Each record below should be output verbatim, without pictures.

● ● ● ● ●

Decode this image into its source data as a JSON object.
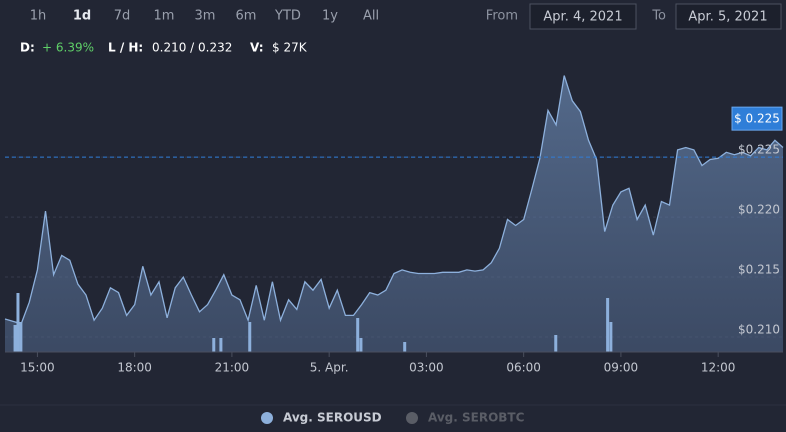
{
  "chart_data": {
    "type": "area",
    "range_selector": {
      "buttons": [
        "1h",
        "1d",
        "7d",
        "1m",
        "3m",
        "6m",
        "YTD",
        "1y",
        "All"
      ],
      "selected": 1,
      "from_label": "From",
      "from": "Apr. 4, 2021",
      "to_label": "To",
      "to": "Apr. 5, 2021"
    },
    "stats": {
      "change_label": "D:",
      "change": "+ 6.39%",
      "range_label": "L / H:",
      "range": "0.210 / 0.232",
      "volume_label": "V:",
      "volume": "$ 27K"
    },
    "x": [
      14,
      14.25,
      14.5,
      14.75,
      15,
      15.25,
      15.5,
      15.75,
      16,
      16.25,
      16.5,
      16.75,
      17,
      17.25,
      17.5,
      17.75,
      18,
      18.25,
      18.5,
      18.75,
      19,
      19.25,
      19.5,
      19.75,
      20,
      20.25,
      20.5,
      20.75,
      21,
      21.25,
      21.5,
      21.75,
      22,
      22.25,
      22.5,
      22.75,
      23,
      23.25,
      23.5,
      23.75,
      24,
      24.25,
      24.5,
      24.75,
      25,
      25.25,
      25.5,
      25.75,
      26,
      26.25,
      26.5,
      26.75,
      27,
      27.25,
      27.5,
      27.75,
      28,
      28.25,
      28.5,
      28.75,
      29,
      29.25,
      29.5,
      29.75,
      30,
      30.25,
      30.5,
      30.75,
      31,
      31.25,
      31.5,
      31.75,
      32,
      32.25,
      32.5,
      32.75,
      33,
      33.25,
      33.5,
      33.75,
      34,
      34.25,
      34.5,
      34.75,
      35,
      35.25,
      35.5,
      35.75,
      36,
      36.25,
      36.5,
      36.75,
      37,
      37.25,
      37.5,
      37.75,
      38
    ],
    "series": [
      {
        "name": "Avg. SEROUSD",
        "color": "#8db0dc",
        "values": [
          0.2115,
          0.2113,
          0.2111,
          0.2129,
          0.2156,
          0.2205,
          0.2152,
          0.2168,
          0.2164,
          0.2144,
          0.2135,
          0.2114,
          0.2124,
          0.2141,
          0.2137,
          0.2118,
          0.2127,
          0.2159,
          0.2135,
          0.2146,
          0.2116,
          0.2141,
          0.215,
          0.2135,
          0.2121,
          0.2127,
          0.2139,
          0.2152,
          0.2135,
          0.2131,
          0.2114,
          0.2143,
          0.2114,
          0.2146,
          0.2114,
          0.2131,
          0.2123,
          0.2146,
          0.2139,
          0.2148,
          0.2124,
          0.2139,
          0.2118,
          0.2118,
          0.2127,
          0.2137,
          0.2135,
          0.2139,
          0.2153,
          0.2156,
          0.2154,
          0.2153,
          0.2153,
          0.2153,
          0.2154,
          0.2154,
          0.2154,
          0.2156,
          0.2155,
          0.2156,
          0.2162,
          0.2174,
          0.2198,
          0.2193,
          0.2198,
          0.2223,
          0.2249,
          0.2289,
          0.2277,
          0.2318,
          0.2297,
          0.2288,
          0.2264,
          0.2248,
          0.2188,
          0.221,
          0.2221,
          0.2224,
          0.2198,
          0.221,
          0.2185,
          0.2213,
          0.221,
          0.2256,
          0.2258,
          0.2256,
          0.2243,
          0.2248,
          0.2249,
          0.2254,
          0.2252,
          0.2254,
          0.2251,
          0.2258,
          0.2256,
          0.2264,
          0.2258
        ]
      }
    ],
    "hidden_series": [
      {
        "name": "Avg. SEROBTC",
        "color": "#5a5d66"
      }
    ],
    "volume": {
      "x": [
        14.31,
        14.4,
        14.49,
        20.44,
        20.66,
        21.55,
        24.88,
        24.98,
        26.33,
        30.99,
        32.59,
        32.69
      ],
      "values": [
        1350,
        2950,
        1500,
        700,
        700,
        1500,
        1700,
        700,
        500,
        850,
        2700,
        1500
      ],
      "color": "#8db0dc",
      "lim": [
        0,
        14600
      ]
    },
    "price_line": {
      "value": 0.225,
      "label": "$ 0.225",
      "color": "#2f7ed8"
    },
    "xlim": [
      14,
      38
    ],
    "ylim": [
      0.20875,
      0.2331
    ],
    "xticks": [
      {
        "value": 15,
        "label": "15:00"
      },
      {
        "value": 18,
        "label": "18:00"
      },
      {
        "value": 21,
        "label": "21:00"
      },
      {
        "value": 24,
        "label": "5. Apr."
      },
      {
        "value": 27,
        "label": "03:00"
      },
      {
        "value": 30,
        "label": "06:00"
      },
      {
        "value": 33,
        "label": "09:00"
      },
      {
        "value": 36,
        "label": "12:00"
      }
    ],
    "yticks": [
      {
        "value": 0.21,
        "label": "$0.210"
      },
      {
        "value": 0.215,
        "label": "$0.215"
      },
      {
        "value": 0.22,
        "label": "$0.220"
      },
      {
        "value": 0.225,
        "label": "$0.225"
      }
    ],
    "grid": true,
    "legend": "bottom"
  }
}
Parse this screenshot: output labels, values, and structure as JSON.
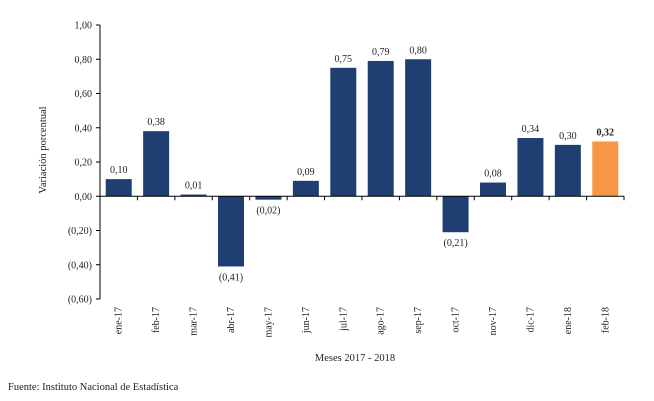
{
  "chart_data": {
    "type": "bar",
    "categories": [
      "ene-17",
      "feb-17",
      "mar-17",
      "abr-17",
      "may-17",
      "jun-17",
      "jul-17",
      "ago-17",
      "sep-17",
      "oct-17",
      "nov-17",
      "dic-17",
      "ene-18",
      "feb-18"
    ],
    "values": [
      0.1,
      0.38,
      0.01,
      -0.41,
      -0.02,
      0.09,
      0.75,
      0.79,
      0.8,
      -0.21,
      0.08,
      0.34,
      0.3,
      0.32
    ],
    "data_labels": [
      "0,10",
      "0,38",
      "0,01",
      "(0,41)",
      "(0,02)",
      "0,09",
      "0,75",
      "0,79",
      "0,80",
      "(0,21)",
      "0,08",
      "0,34",
      "0,30",
      "0,32"
    ],
    "highlight_index": 13,
    "xlabel": "Meses 2017 - 2018",
    "ylabel": "Variación porcentual",
    "ylim": [
      -0.6,
      1.0
    ],
    "yticks": [
      1.0,
      0.8,
      0.6,
      0.4,
      0.2,
      0.0,
      -0.2,
      -0.4,
      -0.6
    ],
    "ytick_labels": [
      "1,00",
      "0,80",
      "0,60",
      "0,40",
      "0,20",
      "0,00",
      "(0,20)",
      "(0,40)",
      "(0,60)"
    ],
    "grid": false,
    "legend": "none",
    "colors": {
      "bar": "#1f3f73",
      "highlight": "#f79646",
      "axis": "#000000"
    }
  },
  "source_note": "Fuente: Instituto Nacional de Estadística"
}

● ● ● ● ●

Expected output ->
Decode this image into its source data as a JSON object.
{
  "chart_data": {
    "type": "area",
    "range_selector": {
      "buttons": [
        "1h",
        "1d",
        "7d",
        "1m",
        "3m",
        "6m",
        "YTD",
        "1y",
        "All"
      ],
      "selected": 1,
      "from_label": "From",
      "from": "Apr. 4, 2021",
      "to_label": "To",
      "to": "Apr. 5, 2021"
    },
    "stats": {
      "change_label": "D:",
      "change": "+ 6.39%",
      "range_label": "L / H:",
      "range": "0.210 / 0.232",
      "volume_label": "V:",
      "volume": "$ 27K"
    },
    "x": [
      14,
      14.25,
      14.5,
      14.75,
      15,
      15.25,
      15.5,
      15.75,
      16,
      16.25,
      16.5,
      16.75,
      17,
      17.25,
      17.5,
      17.75,
      18,
      18.25,
      18.5,
      18.75,
      19,
      19.25,
      19.5,
      19.75,
      20,
      20.25,
      20.5,
      20.75,
      21,
      21.25,
      21.5,
      21.75,
      22,
      22.25,
      22.5,
      22.75,
      23,
      23.25,
      23.5,
      23.75,
      24,
      24.25,
      24.5,
      24.75,
      25,
      25.25,
      25.5,
      25.75,
      26,
      26.25,
      26.5,
      26.75,
      27,
      27.25,
      27.5,
      27.75,
      28,
      28.25,
      28.5,
      28.75,
      29,
      29.25,
      29.5,
      29.75,
      30,
      30.25,
      30.5,
      30.75,
      31,
      31.25,
      31.5,
      31.75,
      32,
      32.25,
      32.5,
      32.75,
      33,
      33.25,
      33.5,
      33.75,
      34,
      34.25,
      34.5,
      34.75,
      35,
      35.25,
      35.5,
      35.75,
      36,
      36.25,
      36.5,
      36.75,
      37,
      37.25,
      37.5,
      37.75,
      38
    ],
    "series": [
      {
        "name": "Avg. SEROUSD",
        "color": "#8db0dc",
        "values": [
          0.2115,
          0.2113,
          0.2111,
          0.2129,
          0.2156,
          0.2205,
          0.2152,
          0.2168,
          0.2164,
          0.2144,
          0.2135,
          0.2114,
          0.2124,
          0.2141,
          0.2137,
          0.2118,
          0.2127,
          0.2159,
          0.2135,
          0.2146,
          0.2116,
          0.2141,
          0.215,
          0.2135,
          0.2121,
          0.2127,
          0.2139,
          0.2152,
          0.2135,
          0.2131,
          0.2114,
          0.2143,
          0.2114,
          0.2146,
          0.2114,
          0.2131,
          0.2123,
          0.2146,
          0.2139,
          0.2148,
          0.2124,
          0.2139,
          0.2118,
          0.2118,
          0.2127,
          0.2137,
          0.2135,
          0.2139,
          0.2153,
          0.2156,
          0.2154,
          0.2153,
          0.2153,
          0.2153,
          0.2154,
          0.2154,
          0.2154,
          0.2156,
          0.2155,
          0.2156,
          0.2162,
          0.2174,
          0.2198,
          0.2193,
          0.2198,
          0.2223,
          0.2249,
          0.2289,
          0.2277,
          0.2318,
          0.2297,
          0.2288,
          0.2264,
          0.2248,
          0.2188,
          0.221,
          0.2221,
          0.2224,
          0.2198,
          0.221,
          0.2185,
          0.2213,
          0.221,
          0.2256,
          0.2258,
          0.2256,
          0.2243,
          0.2248,
          0.2249,
          0.2254,
          0.2252,
          0.2254,
          0.2251,
          0.2258,
          0.2256,
          0.2264,
          0.2258
        ]
      }
    ],
    "hidden_series": [
      {
        "name": "Avg. SEROBTC",
        "color": "#5a5d66"
      }
    ],
    "volume": {
      "x": [
        14.31,
        14.4,
        14.49,
        20.44,
        20.66,
        21.55,
        24.88,
        24.98,
        26.33,
        30.99,
        32.59,
        32.69
      ],
      "values": [
        1350,
        2950,
        1500,
        700,
        700,
        1500,
        1700,
        700,
        500,
        850,
        2700,
        1500
      ],
      "color": "#8db0dc",
      "lim": [
        0,
        14600
      ]
    },
    "price_line": {
      "value": 0.225,
      "label": "$ 0.225",
      "color": "#2f7ed8"
    },
    "xlim": [
      14,
      38
    ],
    "ylim": [
      0.20875,
      0.2331
    ],
    "xticks": [
      {
        "value": 15,
        "label": "15:00"
      },
      {
        "value": 18,
        "label": "18:00"
      },
      {
        "value": 21,
        "label": "21:00"
      },
      {
        "value": 24,
        "label": "5. Apr."
      },
      {
        "value": 27,
        "label": "03:00"
      },
      {
        "value": 30,
        "label": "06:00"
      },
      {
        "value": 33,
        "label": "09:00"
      },
      {
        "value": 36,
        "label": "12:00"
      }
    ],
    "yticks": [
      {
        "value": 0.21,
        "label": "$0.210"
      },
      {
        "value": 0.215,
        "label": "$0.215"
      },
      {
        "value": 0.22,
        "label": "$0.220"
      },
      {
        "value": 0.225,
        "label": "$0.225"
      }
    ],
    "grid": true,
    "legend": "bottom"
  }
}
Parse this screenshot: output labels, values, and structure as JSON.
{
  "chart_data": {
    "type": "bar",
    "categories": [
      "ene-17",
      "feb-17",
      "mar-17",
      "abr-17",
      "may-17",
      "jun-17",
      "jul-17",
      "ago-17",
      "sep-17",
      "oct-17",
      "nov-17",
      "dic-17",
      "ene-18",
      "feb-18"
    ],
    "values": [
      0.1,
      0.38,
      0.01,
      -0.41,
      -0.02,
      0.09,
      0.75,
      0.79,
      0.8,
      -0.21,
      0.08,
      0.34,
      0.3,
      0.32
    ],
    "data_labels": [
      "0,10",
      "0,38",
      "0,01",
      "(0,41)",
      "(0,02)",
      "0,09",
      "0,75",
      "0,79",
      "0,80",
      "(0,21)",
      "0,08",
      "0,34",
      "0,30",
      "0,32"
    ],
    "highlight_index": 13,
    "xlabel": "Meses 2017 - 2018",
    "ylabel": "Variación porcentual",
    "ylim": [
      -0.6,
      1.0
    ],
    "yticks": [
      1.0,
      0.8,
      0.6,
      0.4,
      0.2,
      0.0,
      -0.2,
      -0.4,
      -0.6
    ],
    "ytick_labels": [
      "1,00",
      "0,80",
      "0,60",
      "0,40",
      "0,20",
      "0,00",
      "(0,20)",
      "(0,40)",
      "(0,60)"
    ],
    "grid": false,
    "legend": "none",
    "colors": {
      "bar": "#1f3f73",
      "highlight": "#f79646",
      "axis": "#000000"
    }
  },
  "source_note": "Fuente: Instituto Nacional de Estadística"
}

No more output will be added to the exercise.